Dataset entries:

+ + + + +

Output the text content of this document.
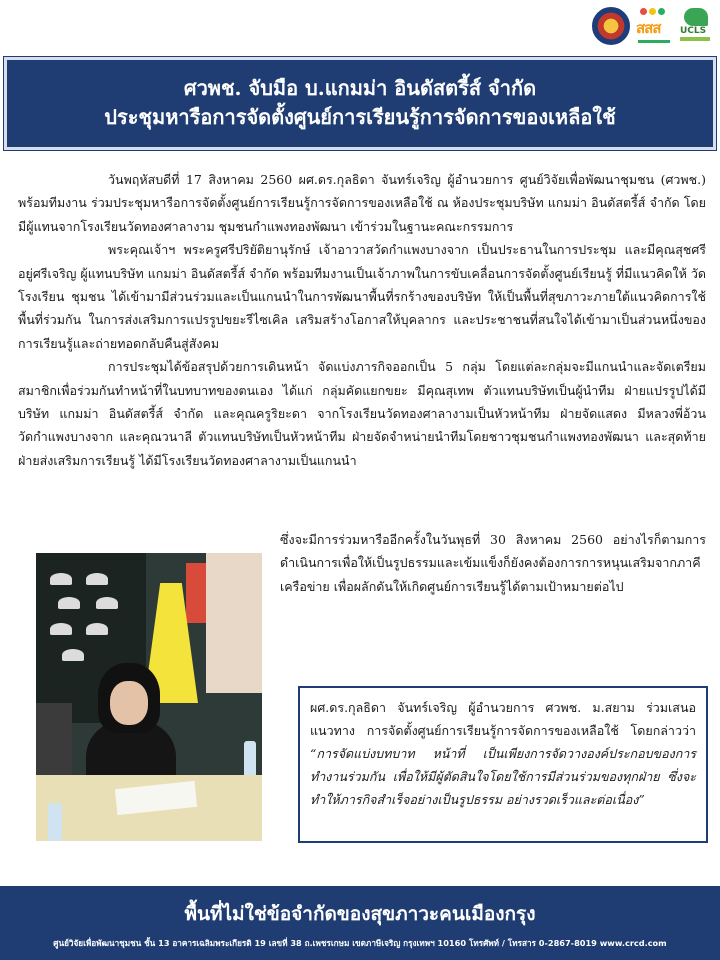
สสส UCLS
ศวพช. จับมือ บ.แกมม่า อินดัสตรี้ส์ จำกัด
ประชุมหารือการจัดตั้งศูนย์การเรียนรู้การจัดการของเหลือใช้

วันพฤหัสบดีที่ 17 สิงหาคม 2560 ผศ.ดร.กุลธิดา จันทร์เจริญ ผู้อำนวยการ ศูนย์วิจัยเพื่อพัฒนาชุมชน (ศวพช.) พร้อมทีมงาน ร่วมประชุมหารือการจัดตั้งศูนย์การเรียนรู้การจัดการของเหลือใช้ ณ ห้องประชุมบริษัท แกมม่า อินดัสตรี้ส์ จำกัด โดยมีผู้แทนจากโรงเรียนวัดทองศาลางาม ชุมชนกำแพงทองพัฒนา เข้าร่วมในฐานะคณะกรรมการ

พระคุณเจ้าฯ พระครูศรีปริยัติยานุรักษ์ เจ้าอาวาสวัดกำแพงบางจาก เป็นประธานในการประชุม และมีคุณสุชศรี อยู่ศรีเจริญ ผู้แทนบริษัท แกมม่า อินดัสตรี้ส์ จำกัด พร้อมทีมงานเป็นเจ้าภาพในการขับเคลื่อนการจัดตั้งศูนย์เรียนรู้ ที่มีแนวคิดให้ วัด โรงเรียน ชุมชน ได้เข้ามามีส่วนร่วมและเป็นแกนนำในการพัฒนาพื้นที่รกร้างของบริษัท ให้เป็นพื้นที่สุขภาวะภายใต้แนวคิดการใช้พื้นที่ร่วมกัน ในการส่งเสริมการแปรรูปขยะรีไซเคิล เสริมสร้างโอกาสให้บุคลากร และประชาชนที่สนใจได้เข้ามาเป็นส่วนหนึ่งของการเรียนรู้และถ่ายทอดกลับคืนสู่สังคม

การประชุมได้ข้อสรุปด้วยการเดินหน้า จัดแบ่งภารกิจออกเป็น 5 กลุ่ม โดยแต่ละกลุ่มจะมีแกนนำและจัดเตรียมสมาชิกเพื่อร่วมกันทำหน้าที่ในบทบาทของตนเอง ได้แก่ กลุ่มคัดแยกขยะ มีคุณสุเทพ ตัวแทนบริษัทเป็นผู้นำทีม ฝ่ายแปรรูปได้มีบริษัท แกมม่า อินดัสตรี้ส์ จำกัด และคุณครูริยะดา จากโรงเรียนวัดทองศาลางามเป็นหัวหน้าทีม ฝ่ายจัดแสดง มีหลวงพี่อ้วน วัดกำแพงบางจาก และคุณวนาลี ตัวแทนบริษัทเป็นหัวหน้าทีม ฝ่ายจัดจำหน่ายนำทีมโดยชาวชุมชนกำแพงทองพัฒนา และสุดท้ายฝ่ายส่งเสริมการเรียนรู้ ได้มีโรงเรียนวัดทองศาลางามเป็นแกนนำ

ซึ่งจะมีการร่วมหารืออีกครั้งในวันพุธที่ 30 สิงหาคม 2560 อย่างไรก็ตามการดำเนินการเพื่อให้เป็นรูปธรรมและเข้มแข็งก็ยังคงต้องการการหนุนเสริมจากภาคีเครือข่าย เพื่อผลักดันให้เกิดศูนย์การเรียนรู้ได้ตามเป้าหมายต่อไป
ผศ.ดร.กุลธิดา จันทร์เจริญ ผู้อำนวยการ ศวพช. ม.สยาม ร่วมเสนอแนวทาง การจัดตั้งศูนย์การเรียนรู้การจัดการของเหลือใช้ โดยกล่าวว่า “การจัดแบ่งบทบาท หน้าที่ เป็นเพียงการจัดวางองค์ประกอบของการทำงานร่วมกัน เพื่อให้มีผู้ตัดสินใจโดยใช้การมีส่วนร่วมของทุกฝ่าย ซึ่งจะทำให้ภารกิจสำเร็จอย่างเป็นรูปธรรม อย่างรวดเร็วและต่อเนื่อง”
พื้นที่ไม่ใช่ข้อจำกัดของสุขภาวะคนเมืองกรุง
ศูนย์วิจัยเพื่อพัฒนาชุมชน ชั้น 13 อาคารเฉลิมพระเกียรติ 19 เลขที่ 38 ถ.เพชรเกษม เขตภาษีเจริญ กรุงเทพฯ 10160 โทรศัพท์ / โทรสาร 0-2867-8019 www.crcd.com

+ + + + +

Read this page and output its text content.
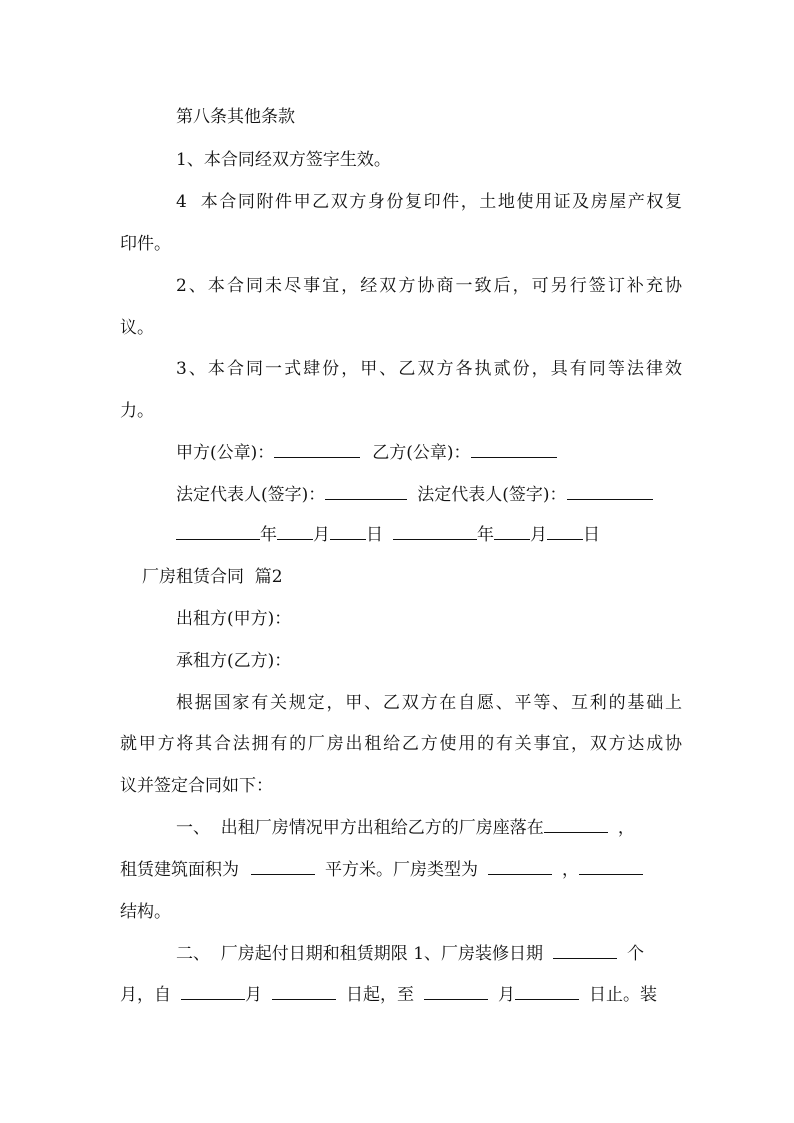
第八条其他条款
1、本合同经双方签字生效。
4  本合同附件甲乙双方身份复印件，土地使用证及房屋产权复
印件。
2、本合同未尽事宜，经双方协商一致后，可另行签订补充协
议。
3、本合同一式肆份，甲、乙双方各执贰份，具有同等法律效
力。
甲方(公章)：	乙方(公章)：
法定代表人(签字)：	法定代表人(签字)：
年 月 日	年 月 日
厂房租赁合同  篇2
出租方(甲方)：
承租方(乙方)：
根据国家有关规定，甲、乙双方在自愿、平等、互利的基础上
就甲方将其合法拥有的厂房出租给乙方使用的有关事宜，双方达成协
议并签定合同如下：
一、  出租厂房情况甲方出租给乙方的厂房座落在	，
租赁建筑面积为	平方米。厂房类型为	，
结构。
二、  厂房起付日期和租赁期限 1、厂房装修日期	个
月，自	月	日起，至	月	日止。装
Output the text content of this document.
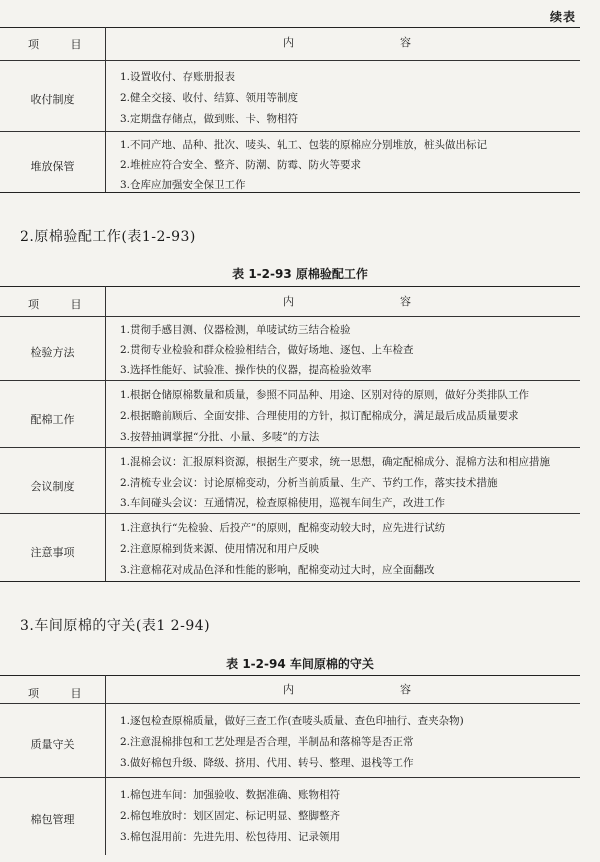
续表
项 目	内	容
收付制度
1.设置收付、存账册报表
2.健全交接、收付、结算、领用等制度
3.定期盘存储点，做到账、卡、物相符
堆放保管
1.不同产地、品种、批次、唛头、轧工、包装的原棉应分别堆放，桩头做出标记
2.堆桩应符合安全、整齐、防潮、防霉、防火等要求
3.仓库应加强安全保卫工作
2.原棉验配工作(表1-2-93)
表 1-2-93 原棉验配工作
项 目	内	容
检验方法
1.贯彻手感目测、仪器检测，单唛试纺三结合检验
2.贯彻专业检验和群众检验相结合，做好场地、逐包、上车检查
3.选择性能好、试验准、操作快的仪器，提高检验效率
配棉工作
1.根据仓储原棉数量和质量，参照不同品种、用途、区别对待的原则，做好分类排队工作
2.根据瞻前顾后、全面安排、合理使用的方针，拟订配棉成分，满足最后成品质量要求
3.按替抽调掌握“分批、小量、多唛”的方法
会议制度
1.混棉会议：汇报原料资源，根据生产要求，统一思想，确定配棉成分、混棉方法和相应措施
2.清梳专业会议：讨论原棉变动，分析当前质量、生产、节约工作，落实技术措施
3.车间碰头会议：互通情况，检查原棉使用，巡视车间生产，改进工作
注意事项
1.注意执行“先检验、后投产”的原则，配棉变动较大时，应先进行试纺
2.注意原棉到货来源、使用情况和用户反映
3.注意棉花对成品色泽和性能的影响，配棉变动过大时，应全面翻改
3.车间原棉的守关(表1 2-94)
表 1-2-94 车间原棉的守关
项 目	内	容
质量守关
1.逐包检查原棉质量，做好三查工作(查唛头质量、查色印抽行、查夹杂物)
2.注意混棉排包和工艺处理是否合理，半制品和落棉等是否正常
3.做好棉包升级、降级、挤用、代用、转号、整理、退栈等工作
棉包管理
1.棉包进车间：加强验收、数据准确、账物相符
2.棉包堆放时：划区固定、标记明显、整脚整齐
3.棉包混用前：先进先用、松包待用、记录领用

+ + + + +

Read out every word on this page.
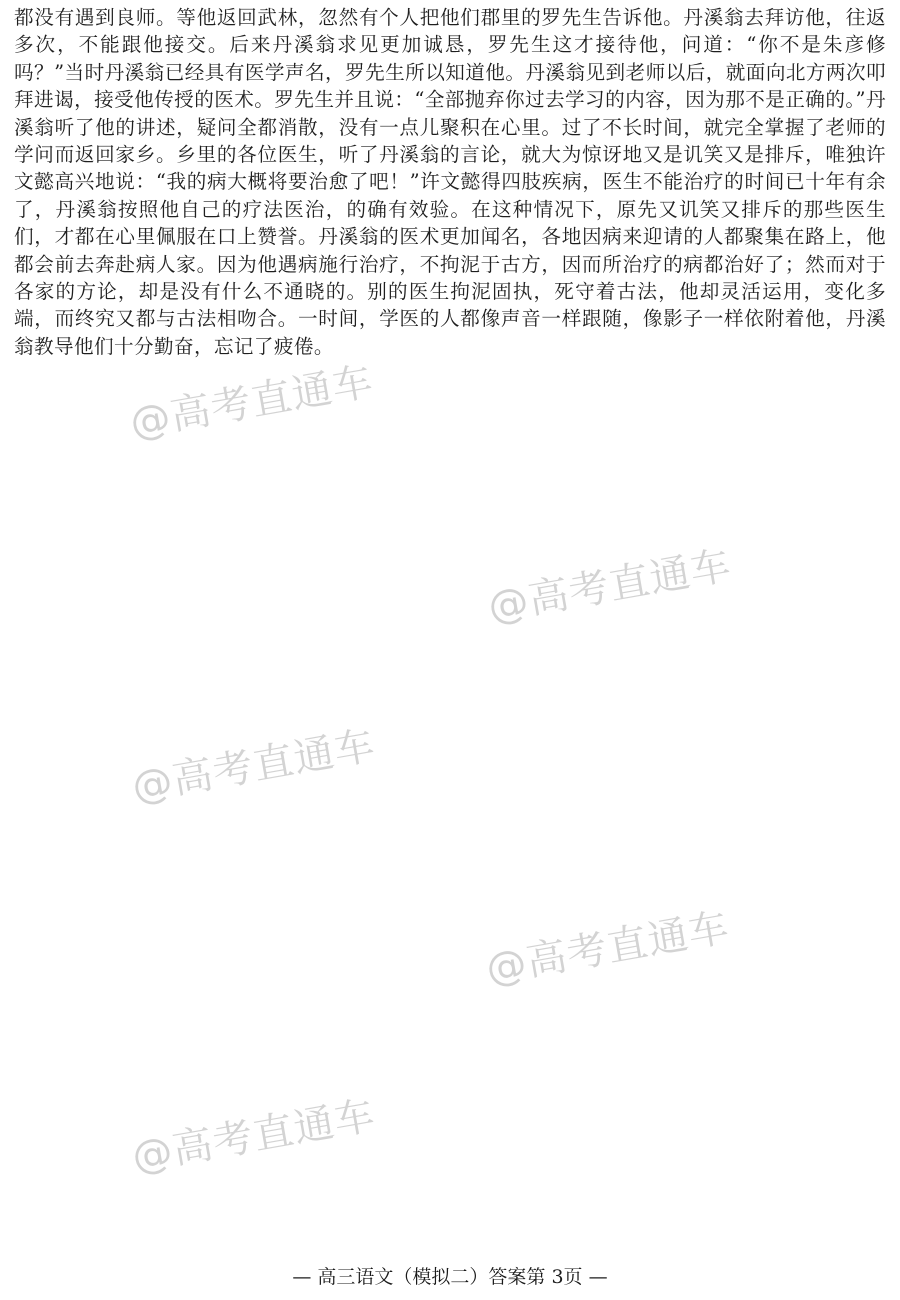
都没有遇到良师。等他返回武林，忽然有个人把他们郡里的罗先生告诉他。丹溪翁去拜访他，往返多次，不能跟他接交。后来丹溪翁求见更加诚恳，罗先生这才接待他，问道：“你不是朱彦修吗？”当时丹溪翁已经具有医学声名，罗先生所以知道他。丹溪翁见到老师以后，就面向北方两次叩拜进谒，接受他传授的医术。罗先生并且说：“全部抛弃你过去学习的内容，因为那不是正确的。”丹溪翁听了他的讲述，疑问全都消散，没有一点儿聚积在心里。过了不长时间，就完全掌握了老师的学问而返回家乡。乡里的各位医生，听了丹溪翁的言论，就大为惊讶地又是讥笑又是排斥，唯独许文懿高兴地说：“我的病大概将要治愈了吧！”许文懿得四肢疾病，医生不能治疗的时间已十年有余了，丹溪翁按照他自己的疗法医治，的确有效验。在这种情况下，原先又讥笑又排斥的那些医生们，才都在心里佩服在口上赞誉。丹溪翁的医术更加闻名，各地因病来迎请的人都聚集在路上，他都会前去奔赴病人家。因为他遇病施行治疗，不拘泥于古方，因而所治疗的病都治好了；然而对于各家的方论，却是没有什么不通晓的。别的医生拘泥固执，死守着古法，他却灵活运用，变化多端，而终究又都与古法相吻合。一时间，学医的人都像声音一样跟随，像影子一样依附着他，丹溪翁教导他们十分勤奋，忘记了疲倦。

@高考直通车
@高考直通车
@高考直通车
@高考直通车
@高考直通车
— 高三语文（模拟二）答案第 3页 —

+ + + + +

What to produce:
Check each line above for the string "page" and show the ones that have it.

Reply:
Read this page and output its text content.
Read out every word on this page.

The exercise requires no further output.